**What to work on**
Give every line below again, exactly.

**Exercise inputs**
# # # #

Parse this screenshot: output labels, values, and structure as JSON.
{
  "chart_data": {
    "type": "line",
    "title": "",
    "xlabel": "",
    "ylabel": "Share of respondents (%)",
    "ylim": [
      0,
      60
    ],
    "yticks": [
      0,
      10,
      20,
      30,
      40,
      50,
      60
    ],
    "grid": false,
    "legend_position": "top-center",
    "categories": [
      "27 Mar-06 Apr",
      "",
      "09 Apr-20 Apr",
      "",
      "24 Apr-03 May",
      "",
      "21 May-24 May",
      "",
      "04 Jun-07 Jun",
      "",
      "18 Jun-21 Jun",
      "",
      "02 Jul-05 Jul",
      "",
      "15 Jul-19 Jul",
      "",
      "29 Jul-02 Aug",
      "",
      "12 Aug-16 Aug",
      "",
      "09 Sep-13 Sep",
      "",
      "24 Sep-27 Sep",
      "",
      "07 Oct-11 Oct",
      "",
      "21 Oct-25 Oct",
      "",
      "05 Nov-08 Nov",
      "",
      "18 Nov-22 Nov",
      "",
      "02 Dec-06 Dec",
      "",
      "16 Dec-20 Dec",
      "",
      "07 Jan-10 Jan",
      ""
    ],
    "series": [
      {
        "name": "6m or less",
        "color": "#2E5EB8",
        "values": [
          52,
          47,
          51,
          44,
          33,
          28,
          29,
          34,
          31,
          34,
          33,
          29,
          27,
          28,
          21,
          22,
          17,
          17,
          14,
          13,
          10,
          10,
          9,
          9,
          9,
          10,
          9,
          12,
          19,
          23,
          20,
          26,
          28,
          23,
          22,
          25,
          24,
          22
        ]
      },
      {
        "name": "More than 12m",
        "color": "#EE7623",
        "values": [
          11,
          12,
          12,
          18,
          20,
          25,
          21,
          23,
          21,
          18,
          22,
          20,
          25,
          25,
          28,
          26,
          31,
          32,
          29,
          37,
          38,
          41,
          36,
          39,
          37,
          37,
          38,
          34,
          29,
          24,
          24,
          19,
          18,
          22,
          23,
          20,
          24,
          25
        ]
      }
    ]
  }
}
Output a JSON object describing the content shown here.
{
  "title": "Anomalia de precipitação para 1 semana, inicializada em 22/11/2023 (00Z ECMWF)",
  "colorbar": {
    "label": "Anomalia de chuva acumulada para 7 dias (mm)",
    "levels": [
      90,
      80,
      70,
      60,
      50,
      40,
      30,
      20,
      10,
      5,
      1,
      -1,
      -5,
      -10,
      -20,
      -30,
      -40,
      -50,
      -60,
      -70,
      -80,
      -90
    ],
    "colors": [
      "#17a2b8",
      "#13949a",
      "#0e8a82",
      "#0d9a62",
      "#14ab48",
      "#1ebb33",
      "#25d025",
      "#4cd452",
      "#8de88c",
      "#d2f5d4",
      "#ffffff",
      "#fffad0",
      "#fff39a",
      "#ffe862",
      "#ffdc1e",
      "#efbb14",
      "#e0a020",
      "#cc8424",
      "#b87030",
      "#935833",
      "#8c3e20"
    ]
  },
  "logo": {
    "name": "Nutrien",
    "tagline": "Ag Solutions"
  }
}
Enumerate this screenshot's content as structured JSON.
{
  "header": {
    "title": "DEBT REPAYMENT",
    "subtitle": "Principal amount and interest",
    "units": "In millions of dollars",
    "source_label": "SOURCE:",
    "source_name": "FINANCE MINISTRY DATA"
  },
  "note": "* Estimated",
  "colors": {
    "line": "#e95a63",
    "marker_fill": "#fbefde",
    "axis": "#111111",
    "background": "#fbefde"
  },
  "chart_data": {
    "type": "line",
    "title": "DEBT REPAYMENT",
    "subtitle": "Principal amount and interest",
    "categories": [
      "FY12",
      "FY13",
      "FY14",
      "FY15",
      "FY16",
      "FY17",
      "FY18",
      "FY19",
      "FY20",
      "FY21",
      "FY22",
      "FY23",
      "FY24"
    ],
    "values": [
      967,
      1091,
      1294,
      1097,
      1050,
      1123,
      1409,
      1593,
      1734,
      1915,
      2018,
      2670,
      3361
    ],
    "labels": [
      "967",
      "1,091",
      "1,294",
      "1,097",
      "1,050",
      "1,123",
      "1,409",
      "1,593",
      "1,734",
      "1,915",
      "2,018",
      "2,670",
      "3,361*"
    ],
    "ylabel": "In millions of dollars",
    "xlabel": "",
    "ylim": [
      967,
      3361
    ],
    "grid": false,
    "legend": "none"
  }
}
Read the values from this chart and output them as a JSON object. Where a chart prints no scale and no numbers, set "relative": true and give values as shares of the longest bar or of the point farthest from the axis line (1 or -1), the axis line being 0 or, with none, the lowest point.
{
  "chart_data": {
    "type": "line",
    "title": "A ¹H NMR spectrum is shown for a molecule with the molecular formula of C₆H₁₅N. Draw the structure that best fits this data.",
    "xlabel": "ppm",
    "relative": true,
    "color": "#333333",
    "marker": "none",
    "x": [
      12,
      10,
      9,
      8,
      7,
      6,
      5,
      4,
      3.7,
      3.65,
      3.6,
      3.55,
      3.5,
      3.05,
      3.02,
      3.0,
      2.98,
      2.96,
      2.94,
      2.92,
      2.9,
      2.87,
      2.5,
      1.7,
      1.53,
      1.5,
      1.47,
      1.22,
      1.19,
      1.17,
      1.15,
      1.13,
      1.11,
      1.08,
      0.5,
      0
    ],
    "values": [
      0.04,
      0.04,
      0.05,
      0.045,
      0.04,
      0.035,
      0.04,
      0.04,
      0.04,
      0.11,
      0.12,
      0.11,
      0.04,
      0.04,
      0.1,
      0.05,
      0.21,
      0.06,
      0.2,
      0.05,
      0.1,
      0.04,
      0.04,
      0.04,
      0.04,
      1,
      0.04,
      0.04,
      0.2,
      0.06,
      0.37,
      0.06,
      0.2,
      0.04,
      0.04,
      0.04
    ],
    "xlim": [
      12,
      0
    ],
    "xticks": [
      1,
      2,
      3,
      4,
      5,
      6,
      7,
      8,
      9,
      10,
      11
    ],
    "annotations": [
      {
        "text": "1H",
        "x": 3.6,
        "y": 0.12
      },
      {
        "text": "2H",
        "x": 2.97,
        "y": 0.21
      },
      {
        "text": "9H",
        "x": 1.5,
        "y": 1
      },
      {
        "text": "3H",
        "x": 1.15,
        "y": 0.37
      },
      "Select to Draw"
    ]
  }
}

# # # #

**Result of this task**
Parse this screenshot: output labels, values, and structure as JSON.
{
  "chart_data": {
    "type": "line",
    "title": "",
    "xlabel": "",
    "ylabel": "Share of respondents (%)",
    "ylim": [
      0,
      60
    ],
    "yticks": [
      0,
      10,
      20,
      30,
      40,
      50,
      60
    ],
    "grid": false,
    "legend_position": "top-center",
    "categories": [
      "27 Mar-06 Apr",
      "",
      "09 Apr-20 Apr",
      "",
      "24 Apr-03 May",
      "",
      "21 May-24 May",
      "",
      "04 Jun-07 Jun",
      "",
      "18 Jun-21 Jun",
      "",
      "02 Jul-05 Jul",
      "",
      "15 Jul-19 Jul",
      "",
      "29 Jul-02 Aug",
      "",
      "12 Aug-16 Aug",
      "",
      "09 Sep-13 Sep",
      "",
      "24 Sep-27 Sep",
      "",
      "07 Oct-11 Oct",
      "",
      "21 Oct-25 Oct",
      "",
      "05 Nov-08 Nov",
      "",
      "18 Nov-22 Nov",
      "",
      "02 Dec-06 Dec",
      "",
      "16 Dec-20 Dec",
      "",
      "07 Jan-10 Jan",
      ""
    ],
    "series": [
      {
        "name": "6m or less",
        "color": "#2E5EB8",
        "values": [
          52,
          47,
          51,
          44,
          33,
          28,
          29,
          34,
          31,
          34,
          33,
          29,
          27,
          28,
          21,
          22,
          17,
          17,
          14,
          13,
          10,
          10,
          9,
          9,
          9,
          10,
          9,
          12,
          19,
          23,
          20,
          26,
          28,
          23,
          22,
          25,
          24,
          22
        ]
      },
      {
        "name": "More than 12m",
        "color": "#EE7623",
        "values": [
          11,
          12,
          12,
          18,
          20,
          25,
          21,
          23,
          21,
          18,
          22,
          20,
          25,
          25,
          28,
          26,
          31,
          32,
          29,
          37,
          38,
          41,
          36,
          39,
          37,
          37,
          38,
          34,
          29,
          24,
          24,
          19,
          18,
          22,
          23,
          20,
          24,
          25
        ]
      }
    ]
  }
}
Output a JSON object describing the content shown here.
{
  "title": "Anomalia de precipitação para 1 semana, inicializada em 22/11/2023 (00Z ECMWF)",
  "colorbar": {
    "label": "Anomalia de chuva acumulada para 7 dias (mm)",
    "levels": [
      90,
      80,
      70,
      60,
      50,
      40,
      30,
      20,
      10,
      5,
      1,
      -1,
      -5,
      -10,
      -20,
      -30,
      -40,
      -50,
      -60,
      -70,
      -80,
      -90
    ],
    "colors": [
      "#17a2b8",
      "#13949a",
      "#0e8a82",
      "#0d9a62",
      "#14ab48",
      "#1ebb33",
      "#25d025",
      "#4cd452",
      "#8de88c",
      "#d2f5d4",
      "#ffffff",
      "#fffad0",
      "#fff39a",
      "#ffe862",
      "#ffdc1e",
      "#efbb14",
      "#e0a020",
      "#cc8424",
      "#b87030",
      "#935833",
      "#8c3e20"
    ]
  },
  "logo": {
    "name": "Nutrien",
    "tagline": "Ag Solutions"
  }
}
Enumerate this screenshot's content as structured JSON.
{
  "header": {
    "title": "DEBT REPAYMENT",
    "subtitle": "Principal amount and interest",
    "units": "In millions of dollars",
    "source_label": "SOURCE:",
    "source_name": "FINANCE MINISTRY DATA"
  },
  "note": "* Estimated",
  "colors": {
    "line": "#e95a63",
    "marker_fill": "#fbefde",
    "axis": "#111111",
    "background": "#fbefde"
  },
  "chart_data": {
    "type": "line",
    "title": "DEBT REPAYMENT",
    "subtitle": "Principal amount and interest",
    "categories": [
      "FY12",
      "FY13",
      "FY14",
      "FY15",
      "FY16",
      "FY17",
      "FY18",
      "FY19",
      "FY20",
      "FY21",
      "FY22",
      "FY23",
      "FY24"
    ],
    "values": [
      967,
      1091,
      1294,
      1097,
      1050,
      1123,
      1409,
      1593,
      1734,
      1915,
      2018,
      2670,
      3361
    ],
    "labels": [
      "967",
      "1,091",
      "1,294",
      "1,097",
      "1,050",
      "1,123",
      "1,409",
      "1,593",
      "1,734",
      "1,915",
      "2,018",
      "2,670",
      "3,361*"
    ],
    "ylabel": "In millions of dollars",
    "xlabel": "",
    "ylim": [
      967,
      3361
    ],
    "grid": false,
    "legend": "none"
  }
}
Read the values from this chart and output them as a JSON object. Where a chart prints no scale and no numbers, set "relative": true and give values as shares of the longest bar or of the point farthest from the axis line (1 or -1), the axis line being 0 or, with none, the lowest point.
{
  "chart_data": {
    "type": "line",
    "title": "A ¹H NMR spectrum is shown for a molecule with the molecular formula of C₆H₁₅N. Draw the structure that best fits this data.",
    "xlabel": "ppm",
    "relative": true,
    "color": "#333333",
    "marker": "none",
    "x": [
      12,
      10,
      9,
      8,
      7,
      6,
      5,
      4,
      3.7,
      3.65,
      3.6,
      3.55,
      3.5,
      3.05,
      3.02,
      3.0,
      2.98,
      2.96,
      2.94,
      2.92,
      2.9,
      2.87,
      2.5,
      1.7,
      1.53,
      1.5,
      1.47,
      1.22,
      1.19,
      1.17,
      1.15,
      1.13,
      1.11,
      1.08,
      0.5,
      0
    ],
    "values": [
      0.04,
      0.04,
      0.05,
      0.045,
      0.04,
      0.035,
      0.04,
      0.04,
      0.04,
      0.11,
      0.12,
      0.11,
      0.04,
      0.04,
      0.1,
      0.05,
      0.21,
      0.06,
      0.2,
      0.05,
      0.1,
      0.04,
      0.04,
      0.04,
      0.04,
      1,
      0.04,
      0.04,
      0.2,
      0.06,
      0.37,
      0.06,
      0.2,
      0.04,
      0.04,
      0.04
    ],
    "xlim": [
      12,
      0
    ],
    "xticks": [
      1,
      2,
      3,
      4,
      5,
      6,
      7,
      8,
      9,
      10,
      11
    ],
    "annotations": [
      {
        "text": "1H",
        "x": 3.6,
        "y": 0.12
      },
      {
        "text": "2H",
        "x": 2.97,
        "y": 0.21
      },
      {
        "text": "9H",
        "x": 1.5,
        "y": 1
      },
      {
        "text": "3H",
        "x": 1.15,
        "y": 0.37
      },
      "Select to Draw"
    ]
  }
}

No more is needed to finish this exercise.